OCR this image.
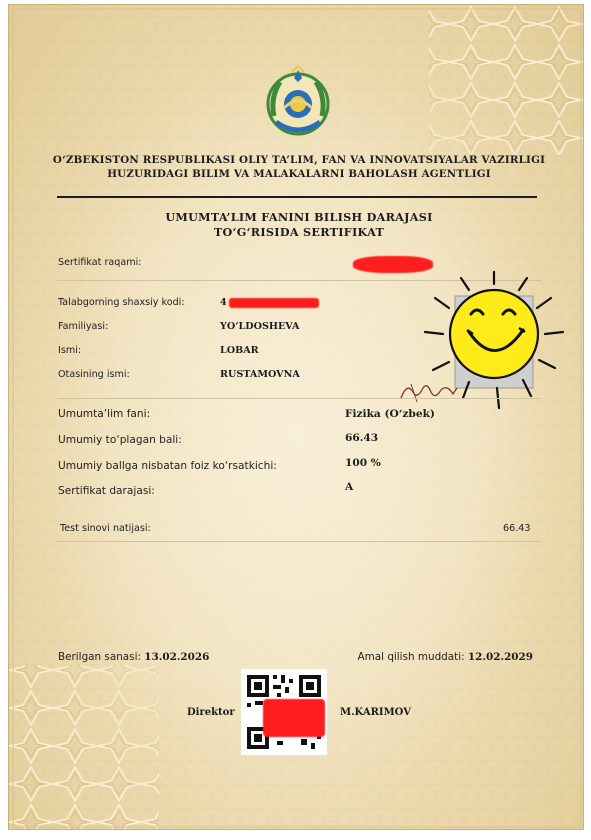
O‘ZBEKISTON RESPUBLIKASI OLIY TA’LIM, FAN VA INNOVATSIYALAR VAZIRLIGI
HUZURIDAGI BILIM VA MALAKALARNI BAHOLASH AGENTLIGI
UMUMTA’LIM FANINI BILISH DARAJASI
TO‘G‘RISIDA SERTIFIKAT
Sertifikat raqami:
Talabgorning shaxsiy kodi:	4
Familiyasi:	YO‘LDOSHEVA
Ismi:	LOBAR
Otasining ismi:	RUSTAMOVNA
Umumta’lim fani:	Fizika (O‘zbek)
Umumiy to‘plagan bali:	66.43
Umumiy ballga nisbatan foiz ko‘rsatkichi:	100 %
Sertifikat darajasi:	A
Test sinovi natijasi:	66.43
Berilgan sanasi: 13.02.2026	Amal qilish muddati: 12.02.2029
Direktor	M.KARIMOV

======

Where a line holds the string "Umumiy", copy that line.

Umumiy to‘plagan bali:	66.43
Umumiy ballga nisbatan foiz ko‘rsatkichi:	100 %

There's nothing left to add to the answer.